▸ **YOUR TASK**
Each entry below must be repeated exactly, with pictures left out.

▸ **GIVEN RECORDS**
***

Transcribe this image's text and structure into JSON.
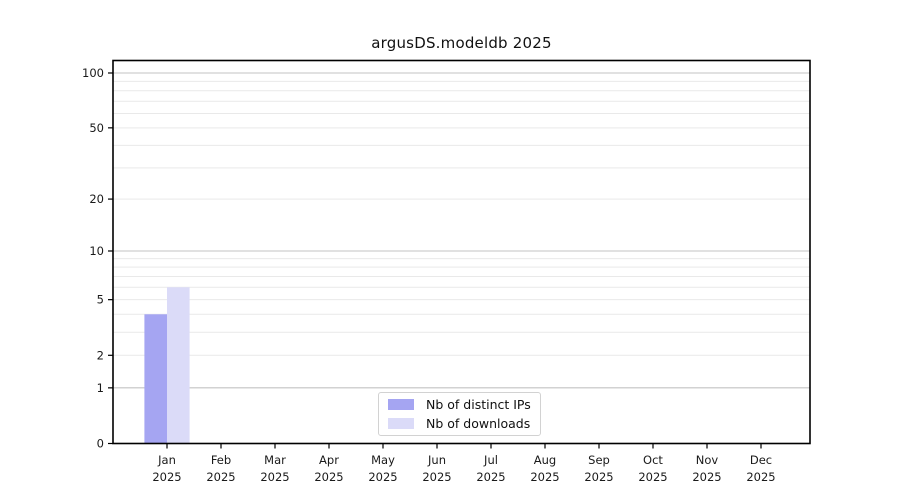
{
  "chart_data": {
    "type": "bar",
    "title": "argusDS.modeldb 2025",
    "scale": "log1p",
    "categories": [
      "Jan",
      "Feb",
      "Mar",
      "Apr",
      "May",
      "Jun",
      "Jul",
      "Aug",
      "Sep",
      "Oct",
      "Nov",
      "Dec"
    ],
    "category_year": "2025",
    "series": [
      {
        "name": "Nb of distinct IPs",
        "color": "#a5a5f2",
        "values": [
          4,
          0,
          0,
          0,
          0,
          0,
          0,
          0,
          0,
          0,
          0,
          0
        ]
      },
      {
        "name": "Nb of downloads",
        "color": "#dbdbf8",
        "values": [
          6,
          0,
          0,
          0,
          0,
          0,
          0,
          0,
          0,
          0,
          0,
          0
        ]
      }
    ],
    "xlabel": "",
    "ylabel": "",
    "ylim": [
      0,
      117
    ],
    "y_ticks": [
      0,
      1,
      2,
      5,
      10,
      20,
      50,
      100
    ],
    "gridlines": {
      "major": [
        1,
        10,
        100
      ],
      "minor": [
        2,
        3,
        4,
        5,
        6,
        7,
        8,
        9,
        20,
        30,
        40,
        50,
        60,
        70,
        80,
        90
      ]
    },
    "grid": true,
    "legend_position": "lower center",
    "colors": {
      "major_grid": "#c3c3c3",
      "minor_grid": "#e9e9e9",
      "spine": "#000000",
      "tick_text": "#1a1a1a"
    }
  }
}
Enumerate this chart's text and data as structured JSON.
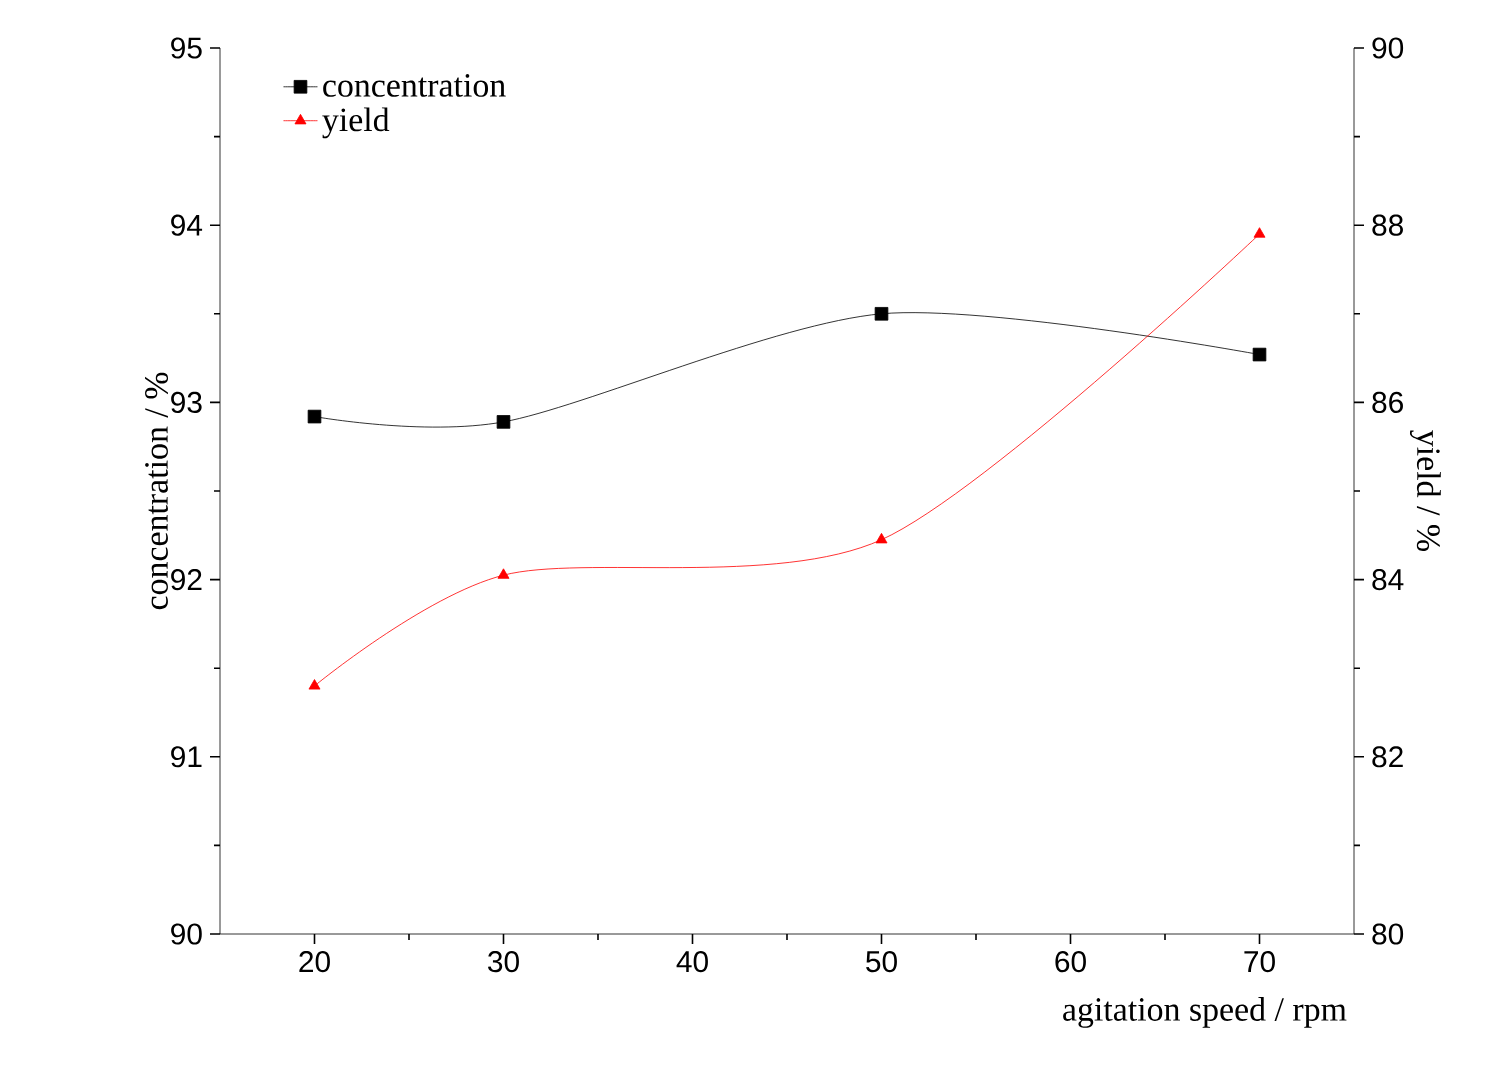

***

▸ **EXERCISE RESPONSE**
Transcribe this image's text and structure into JSON.
{
  "chart_data": {
    "type": "bar",
    "title": "argusDS.modeldb 2025",
    "scale": "log1p",
    "categories": [
      "Jan",
      "Feb",
      "Mar",
      "Apr",
      "May",
      "Jun",
      "Jul",
      "Aug",
      "Sep",
      "Oct",
      "Nov",
      "Dec"
    ],
    "category_year": "2025",
    "series": [
      {
        "name": "Nb of distinct IPs",
        "color": "#a5a5f2",
        "values": [
          4,
          0,
          0,
          0,
          0,
          0,
          0,
          0,
          0,
          0,
          0,
          0
        ]
      },
      {
        "name": "Nb of downloads",
        "color": "#dbdbf8",
        "values": [
          6,
          0,
          0,
          0,
          0,
          0,
          0,
          0,
          0,
          0,
          0,
          0
        ]
      }
    ],
    "xlabel": "",
    "ylabel": "",
    "ylim": [
      0,
      117
    ],
    "y_ticks": [
      0,
      1,
      2,
      5,
      10,
      20,
      50,
      100
    ],
    "gridlines": {
      "major": [
        1,
        10,
        100
      ],
      "minor": [
        2,
        3,
        4,
        5,
        6,
        7,
        8,
        9,
        20,
        30,
        40,
        50,
        60,
        70,
        80,
        90
      ]
    },
    "grid": true,
    "legend_position": "lower center",
    "colors": {
      "major_grid": "#c3c3c3",
      "minor_grid": "#e9e9e9",
      "spine": "#000000",
      "tick_text": "#1a1a1a"
    }
  }
}
Enumerate this chart's text and data as structured JSON.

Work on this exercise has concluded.